**WHAT YOU WILL DO:** Without the pictures, set down the records below word for word.

[Structured figure records]
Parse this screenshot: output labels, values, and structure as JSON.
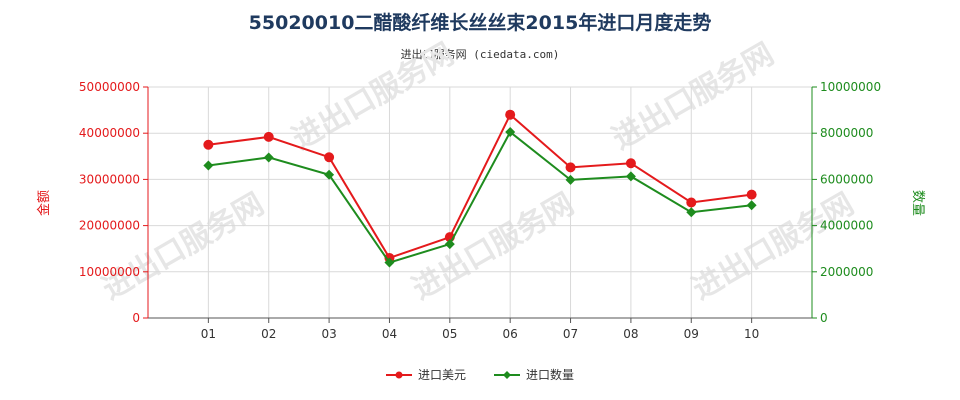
{
  "title": "55020010二醋酸纤维长丝丝束2015年进口月度走势",
  "subtitle": "进出口服务网 (ciedata.com)",
  "watermark": "进出口服务网",
  "colors": {
    "amount": "#e41a1c",
    "quantity": "#1e8c1e",
    "grid": "#d9d9d9"
  },
  "chart_data": {
    "type": "line",
    "categories": [
      "01",
      "02",
      "03",
      "04",
      "05",
      "06",
      "07",
      "08",
      "09",
      "10"
    ],
    "ylabel_left": "金额",
    "ylabel_right": "数量",
    "ylim_left": [
      0,
      50000000
    ],
    "ylim_right": [
      0,
      10000000
    ],
    "yticks_left": [
      "0",
      "10000000",
      "20000000",
      "30000000",
      "40000000",
      "50000000"
    ],
    "yticks_right": [
      "0",
      "2000000",
      "4000000",
      "6000000",
      "8000000",
      "10000000"
    ],
    "grid": true,
    "legend_position": "bottom",
    "series": [
      {
        "name": "进口美元",
        "axis": "left",
        "marker": "circle",
        "values": [
          37500000,
          39200000,
          34800000,
          13000000,
          17500000,
          44000000,
          32600000,
          33500000,
          25000000,
          26700000
        ]
      },
      {
        "name": "进口数量",
        "axis": "right",
        "marker": "diamond",
        "values": [
          6600000,
          6950000,
          6200000,
          2400000,
          3200000,
          8050000,
          5980000,
          6130000,
          4580000,
          4880000
        ]
      }
    ]
  }
}
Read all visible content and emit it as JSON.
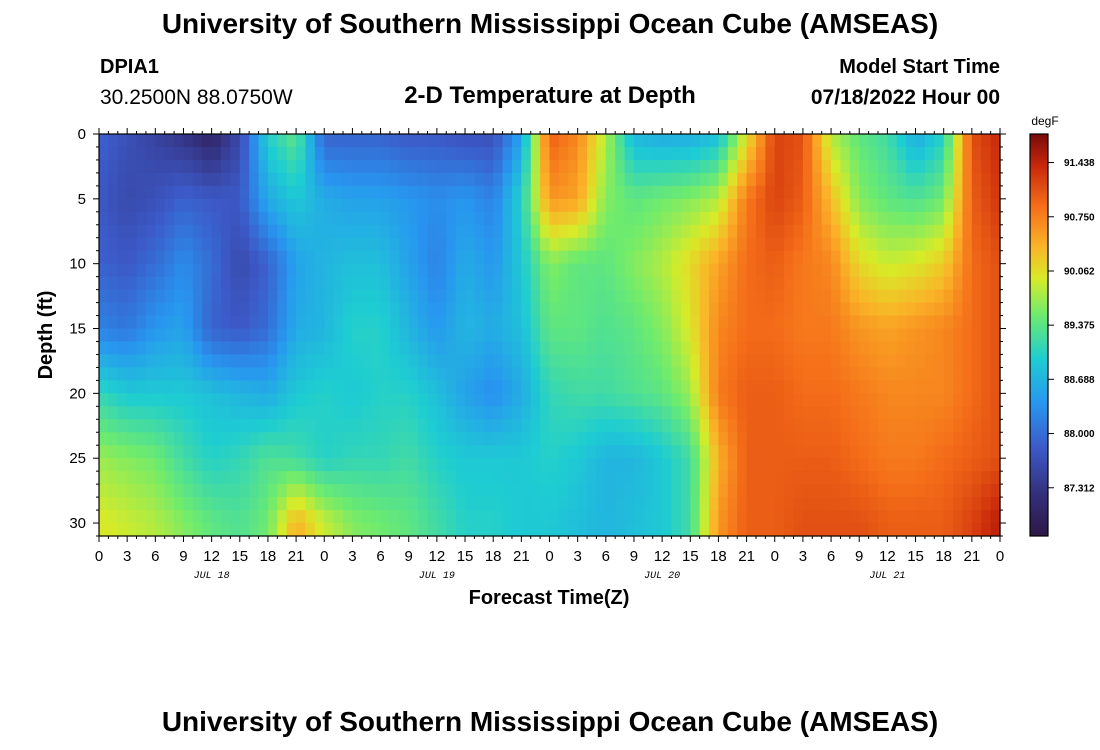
{
  "header": {
    "title": "University of Southern Mississippi Ocean Cube (AMSEAS)",
    "station_id": "DPIA1",
    "coords": "30.2500N  88.0750W",
    "start_label": "Model Start Time",
    "start_value": "07/18/2022 Hour 00"
  },
  "footer": {
    "repeat_title": "University of Southern Mississippi Ocean Cube (AMSEAS)"
  },
  "chart_data": {
    "type": "heatmap",
    "title": "2-D Temperature at Depth",
    "xlabel": "Forecast Time(Z)",
    "ylabel": "Depth (ft)",
    "x_range": [
      0,
      96
    ],
    "y_range": [
      0,
      31
    ],
    "y_inverted": true,
    "x_tick_labels": [
      "0",
      "3",
      "6",
      "9",
      "12",
      "15",
      "18",
      "21",
      "0",
      "3",
      "6",
      "9",
      "12",
      "15",
      "18",
      "21",
      "0",
      "3",
      "6",
      "9",
      "12",
      "15",
      "18",
      "21",
      "0",
      "3",
      "6",
      "9",
      "12",
      "15",
      "18",
      "21",
      "0"
    ],
    "x_date_labels": [
      {
        "label": "JUL 18",
        "hour": 12
      },
      {
        "label": "JUL 19",
        "hour": 36
      },
      {
        "label": "JUL 20",
        "hour": 60
      },
      {
        "label": "JUL 21",
        "hour": 84
      }
    ],
    "y_ticks": [
      0,
      5,
      10,
      15,
      20,
      25,
      30
    ],
    "colorbar": {
      "unit": "degF",
      "range": [
        86.7,
        91.8
      ],
      "labels": [
        "91.438",
        "90.750",
        "90.062",
        "89.375",
        "88.688",
        "88.000",
        "87.312"
      ],
      "label_values": [
        91.438,
        90.75,
        90.062,
        89.375,
        88.688,
        88.0,
        87.312
      ]
    },
    "depths": [
      0,
      5,
      10,
      15,
      20,
      25,
      30
    ],
    "times": [
      0,
      3,
      6,
      9,
      12,
      15,
      18,
      21,
      24,
      27,
      30,
      33,
      36,
      39,
      42,
      45,
      48,
      51,
      54,
      57,
      60,
      63,
      66,
      69,
      72,
      75,
      78,
      81,
      84,
      87,
      90,
      93,
      96
    ],
    "values": [
      [
        87.9,
        87.7,
        87.5,
        87.3,
        87.0,
        87.6,
        89.0,
        89.4,
        87.9,
        87.9,
        87.9,
        87.8,
        87.8,
        87.7,
        87.7,
        88.5,
        91.0,
        90.7,
        89.8,
        88.7,
        88.6,
        88.6,
        88.8,
        90.0,
        91.2,
        91.1,
        89.8,
        89.4,
        89.2,
        88.6,
        89.0,
        91.1,
        91.4
      ],
      [
        87.8,
        87.6,
        87.7,
        87.9,
        87.8,
        87.8,
        88.6,
        88.9,
        88.6,
        88.5,
        88.5,
        88.4,
        88.3,
        88.4,
        88.2,
        89.0,
        90.6,
        90.5,
        89.6,
        89.4,
        89.5,
        89.6,
        89.8,
        90.8,
        91.2,
        91.0,
        90.3,
        89.6,
        89.4,
        89.3,
        89.5,
        91.0,
        91.3
      ],
      [
        87.9,
        87.8,
        88.0,
        88.3,
        88.0,
        87.6,
        87.9,
        88.5,
        88.7,
        88.8,
        88.8,
        88.5,
        88.2,
        88.6,
        88.4,
        88.9,
        89.6,
        89.4,
        89.4,
        89.6,
        89.8,
        90.1,
        90.5,
        90.9,
        91.0,
        90.8,
        90.7,
        90.1,
        89.9,
        90.0,
        90.2,
        90.9,
        91.1
      ],
      [
        88.2,
        88.1,
        88.4,
        88.5,
        87.9,
        87.8,
        88.0,
        88.6,
        88.7,
        89.0,
        89.0,
        88.7,
        88.4,
        88.7,
        88.6,
        88.8,
        89.4,
        89.4,
        89.3,
        89.4,
        89.6,
        90.0,
        90.7,
        90.9,
        90.9,
        90.8,
        90.8,
        90.6,
        90.5,
        90.6,
        90.7,
        90.9,
        91.1
      ],
      [
        89.1,
        88.9,
        88.9,
        88.9,
        88.8,
        88.7,
        88.6,
        88.9,
        89.0,
        88.9,
        89.0,
        89.0,
        88.8,
        88.5,
        88.3,
        88.6,
        89.1,
        89.2,
        89.2,
        89.3,
        89.4,
        89.7,
        90.8,
        91.0,
        91.0,
        90.9,
        90.9,
        90.8,
        90.7,
        90.7,
        90.7,
        90.9,
        91.1
      ],
      [
        89.7,
        89.6,
        89.5,
        89.2,
        89.0,
        89.1,
        89.3,
        89.2,
        89.0,
        89.1,
        89.1,
        89.2,
        89.0,
        88.9,
        88.9,
        88.9,
        89.0,
        88.9,
        88.7,
        88.7,
        88.9,
        89.2,
        90.4,
        91.0,
        91.0,
        91.0,
        91.0,
        90.9,
        90.8,
        90.8,
        90.9,
        91.0,
        91.1
      ],
      [
        90.0,
        89.9,
        89.8,
        89.6,
        89.4,
        89.3,
        89.5,
        90.4,
        89.9,
        89.6,
        89.5,
        89.4,
        89.2,
        89.0,
        89.0,
        88.9,
        88.9,
        88.8,
        88.7,
        88.8,
        88.9,
        89.2,
        90.6,
        91.0,
        91.0,
        91.1,
        91.1,
        91.1,
        91.0,
        91.0,
        91.0,
        91.2,
        91.5
      ]
    ]
  }
}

**SOLUTION TO THIS TASK:**
Parse this screenshot: output labels, values, and structure as JSON.
{
  "title": "55020010二醋酸纤维长丝丝束2015年进口月度走势",
  "subtitle": "进出口服务网 (ciedata.com)",
  "watermark": "进出口服务网",
  "colors": {
    "amount": "#e41a1c",
    "quantity": "#1e8c1e",
    "grid": "#d9d9d9"
  },
  "chart_data": {
    "type": "line",
    "categories": [
      "01",
      "02",
      "03",
      "04",
      "05",
      "06",
      "07",
      "08",
      "09",
      "10"
    ],
    "ylabel_left": "金额",
    "ylabel_right": "数量",
    "ylim_left": [
      0,
      50000000
    ],
    "ylim_right": [
      0,
      10000000
    ],
    "yticks_left": [
      "0",
      "10000000",
      "20000000",
      "30000000",
      "40000000",
      "50000000"
    ],
    "yticks_right": [
      "0",
      "2000000",
      "4000000",
      "6000000",
      "8000000",
      "10000000"
    ],
    "grid": true,
    "legend_position": "bottom",
    "series": [
      {
        "name": "进口美元",
        "axis": "left",
        "marker": "circle",
        "values": [
          37500000,
          39200000,
          34800000,
          13000000,
          17500000,
          44000000,
          32600000,
          33500000,
          25000000,
          26700000
        ]
      },
      {
        "name": "进口数量",
        "axis": "right",
        "marker": "diamond",
        "values": [
          6600000,
          6950000,
          6200000,
          2400000,
          3200000,
          8050000,
          5980000,
          6130000,
          4580000,
          4880000
        ]
      }
    ]
  }
}
Read all visible content and emit it as JSON.
{
  "header": {
    "title": "University of Southern Mississippi Ocean Cube (AMSEAS)",
    "station_id": "DPIA1",
    "coords": "30.2500N  88.0750W",
    "start_label": "Model Start Time",
    "start_value": "07/18/2022 Hour 00"
  },
  "footer": {
    "repeat_title": "University of Southern Mississippi Ocean Cube (AMSEAS)"
  },
  "chart_data": {
    "type": "heatmap",
    "title": "2-D Temperature at Depth",
    "xlabel": "Forecast Time(Z)",
    "ylabel": "Depth (ft)",
    "x_range": [
      0,
      96
    ],
    "y_range": [
      0,
      31
    ],
    "y_inverted": true,
    "x_tick_labels": [
      "0",
      "3",
      "6",
      "9",
      "12",
      "15",
      "18",
      "21",
      "0",
      "3",
      "6",
      "9",
      "12",
      "15",
      "18",
      "21",
      "0",
      "3",
      "6",
      "9",
      "12",
      "15",
      "18",
      "21",
      "0",
      "3",
      "6",
      "9",
      "12",
      "15",
      "18",
      "21",
      "0"
    ],
    "x_date_labels": [
      {
        "label": "JUL 18",
        "hour": 12
      },
      {
        "label": "JUL 19",
        "hour": 36
      },
      {
        "label": "JUL 20",
        "hour": 60
      },
      {
        "label": "JUL 21",
        "hour": 84
      }
    ],
    "y_ticks": [
      0,
      5,
      10,
      15,
      20,
      25,
      30
    ],
    "colorbar": {
      "unit": "degF",
      "range": [
        86.7,
        91.8
      ],
      "labels": [
        "91.438",
        "90.750",
        "90.062",
        "89.375",
        "88.688",
        "88.000",
        "87.312"
      ],
      "label_values": [
        91.438,
        90.75,
        90.062,
        89.375,
        88.688,
        88.0,
        87.312
      ]
    },
    "depths": [
      0,
      5,
      10,
      15,
      20,
      25,
      30
    ],
    "times": [
      0,
      3,
      6,
      9,
      12,
      15,
      18,
      21,
      24,
      27,
      30,
      33,
      36,
      39,
      42,
      45,
      48,
      51,
      54,
      57,
      60,
      63,
      66,
      69,
      72,
      75,
      78,
      81,
      84,
      87,
      90,
      93,
      96
    ],
    "values": [
      [
        87.9,
        87.7,
        87.5,
        87.3,
        87.0,
        87.6,
        89.0,
        89.4,
        87.9,
        87.9,
        87.9,
        87.8,
        87.8,
        87.7,
        87.7,
        88.5,
        91.0,
        90.7,
        89.8,
        88.7,
        88.6,
        88.6,
        88.8,
        90.0,
        91.2,
        91.1,
        89.8,
        89.4,
        89.2,
        88.6,
        89.0,
        91.1,
        91.4
      ],
      [
        87.8,
        87.6,
        87.7,
        87.9,
        87.8,
        87.8,
        88.6,
        88.9,
        88.6,
        88.5,
        88.5,
        88.4,
        88.3,
        88.4,
        88.2,
        89.0,
        90.6,
        90.5,
        89.6,
        89.4,
        89.5,
        89.6,
        89.8,
        90.8,
        91.2,
        91.0,
        90.3,
        89.6,
        89.4,
        89.3,
        89.5,
        91.0,
        91.3
      ],
      [
        87.9,
        87.8,
        88.0,
        88.3,
        88.0,
        87.6,
        87.9,
        88.5,
        88.7,
        88.8,
        88.8,
        88.5,
        88.2,
        88.6,
        88.4,
        88.9,
        89.6,
        89.4,
        89.4,
        89.6,
        89.8,
        90.1,
        90.5,
        90.9,
        91.0,
        90.8,
        90.7,
        90.1,
        89.9,
        90.0,
        90.2,
        90.9,
        91.1
      ],
      [
        88.2,
        88.1,
        88.4,
        88.5,
        87.9,
        87.8,
        88.0,
        88.6,
        88.7,
        89.0,
        89.0,
        88.7,
        88.4,
        88.7,
        88.6,
        88.8,
        89.4,
        89.4,
        89.3,
        89.4,
        89.6,
        90.0,
        90.7,
        90.9,
        90.9,
        90.8,
        90.8,
        90.6,
        90.5,
        90.6,
        90.7,
        90.9,
        91.1
      ],
      [
        89.1,
        88.9,
        88.9,
        88.9,
        88.8,
        88.7,
        88.6,
        88.9,
        89.0,
        88.9,
        89.0,
        89.0,
        88.8,
        88.5,
        88.3,
        88.6,
        89.1,
        89.2,
        89.2,
        89.3,
        89.4,
        89.7,
        90.8,
        91.0,
        91.0,
        90.9,
        90.9,
        90.8,
        90.7,
        90.7,
        90.7,
        90.9,
        91.1
      ],
      [
        89.7,
        89.6,
        89.5,
        89.2,
        89.0,
        89.1,
        89.3,
        89.2,
        89.0,
        89.1,
        89.1,
        89.2,
        89.0,
        88.9,
        88.9,
        88.9,
        89.0,
        88.9,
        88.7,
        88.7,
        88.9,
        89.2,
        90.4,
        91.0,
        91.0,
        91.0,
        91.0,
        90.9,
        90.8,
        90.8,
        90.9,
        91.0,
        91.1
      ],
      [
        90.0,
        89.9,
        89.8,
        89.6,
        89.4,
        89.3,
        89.5,
        90.4,
        89.9,
        89.6,
        89.5,
        89.4,
        89.2,
        89.0,
        89.0,
        88.9,
        88.9,
        88.8,
        88.7,
        88.8,
        88.9,
        89.2,
        90.6,
        91.0,
        91.0,
        91.1,
        91.1,
        91.1,
        91.0,
        91.0,
        91.0,
        91.2,
        91.5
      ]
    ]
  }
}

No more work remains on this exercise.